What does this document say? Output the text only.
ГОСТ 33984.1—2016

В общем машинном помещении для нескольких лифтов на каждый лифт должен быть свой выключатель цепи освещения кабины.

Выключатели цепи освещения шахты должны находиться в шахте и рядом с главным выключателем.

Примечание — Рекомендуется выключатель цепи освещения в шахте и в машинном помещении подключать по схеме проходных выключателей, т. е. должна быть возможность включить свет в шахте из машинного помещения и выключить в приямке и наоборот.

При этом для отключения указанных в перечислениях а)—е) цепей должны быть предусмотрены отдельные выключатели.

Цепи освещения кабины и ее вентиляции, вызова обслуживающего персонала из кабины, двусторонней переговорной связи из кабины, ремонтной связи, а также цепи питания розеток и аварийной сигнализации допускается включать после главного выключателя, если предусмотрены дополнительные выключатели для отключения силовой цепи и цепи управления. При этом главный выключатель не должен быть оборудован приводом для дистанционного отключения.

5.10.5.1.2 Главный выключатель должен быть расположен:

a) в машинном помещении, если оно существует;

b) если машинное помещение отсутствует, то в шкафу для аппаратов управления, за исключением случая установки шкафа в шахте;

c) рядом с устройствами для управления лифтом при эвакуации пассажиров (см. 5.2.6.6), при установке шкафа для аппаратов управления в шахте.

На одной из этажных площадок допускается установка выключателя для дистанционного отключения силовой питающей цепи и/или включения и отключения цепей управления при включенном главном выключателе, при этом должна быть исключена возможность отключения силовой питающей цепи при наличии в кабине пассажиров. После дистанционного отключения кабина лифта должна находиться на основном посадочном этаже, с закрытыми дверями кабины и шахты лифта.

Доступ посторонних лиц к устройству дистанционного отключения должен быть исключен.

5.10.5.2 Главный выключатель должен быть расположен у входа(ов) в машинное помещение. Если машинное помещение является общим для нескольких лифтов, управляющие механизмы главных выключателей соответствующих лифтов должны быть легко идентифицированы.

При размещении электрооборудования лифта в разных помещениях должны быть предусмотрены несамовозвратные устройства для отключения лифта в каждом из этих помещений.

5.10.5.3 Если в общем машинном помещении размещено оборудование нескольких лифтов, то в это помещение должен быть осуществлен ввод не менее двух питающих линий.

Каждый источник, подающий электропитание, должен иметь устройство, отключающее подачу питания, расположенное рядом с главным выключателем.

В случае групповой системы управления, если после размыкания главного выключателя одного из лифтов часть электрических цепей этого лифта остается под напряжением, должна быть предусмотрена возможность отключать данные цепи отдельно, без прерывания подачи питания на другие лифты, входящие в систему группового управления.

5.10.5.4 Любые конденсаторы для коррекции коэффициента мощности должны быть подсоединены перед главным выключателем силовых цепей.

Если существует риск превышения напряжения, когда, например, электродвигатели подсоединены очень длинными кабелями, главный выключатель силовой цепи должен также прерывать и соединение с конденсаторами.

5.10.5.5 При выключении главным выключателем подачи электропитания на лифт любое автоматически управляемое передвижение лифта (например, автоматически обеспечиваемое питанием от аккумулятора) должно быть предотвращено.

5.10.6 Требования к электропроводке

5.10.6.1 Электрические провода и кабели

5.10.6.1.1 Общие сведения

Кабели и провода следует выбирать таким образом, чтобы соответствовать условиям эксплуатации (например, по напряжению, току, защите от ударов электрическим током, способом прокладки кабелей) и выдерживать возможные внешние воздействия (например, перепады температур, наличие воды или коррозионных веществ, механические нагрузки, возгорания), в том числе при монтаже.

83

# Task brief
In the entries above, find every line holding the word "главным" and copy it out.

# Expected answer
Выключатели цепи освещения шахты должны находиться в шахте и рядом с главным выключателем.
Каждый источник, подающий электропитание, должен иметь устройство, отключающее подачу питания, расположенное рядом с главным выключателем.
5.10.5.4 Любые конденсаторы для коррекции коэффициента мощности должны быть подсоединены перед главным выключателем силовых цепей.
5.10.5.5 При выключении главным выключателем подачи электропитания на лифт любое автоматически управляемое передвижение лифта (например, автоматически обеспечиваемое питанием от аккумулятора) должно быть предотвращено.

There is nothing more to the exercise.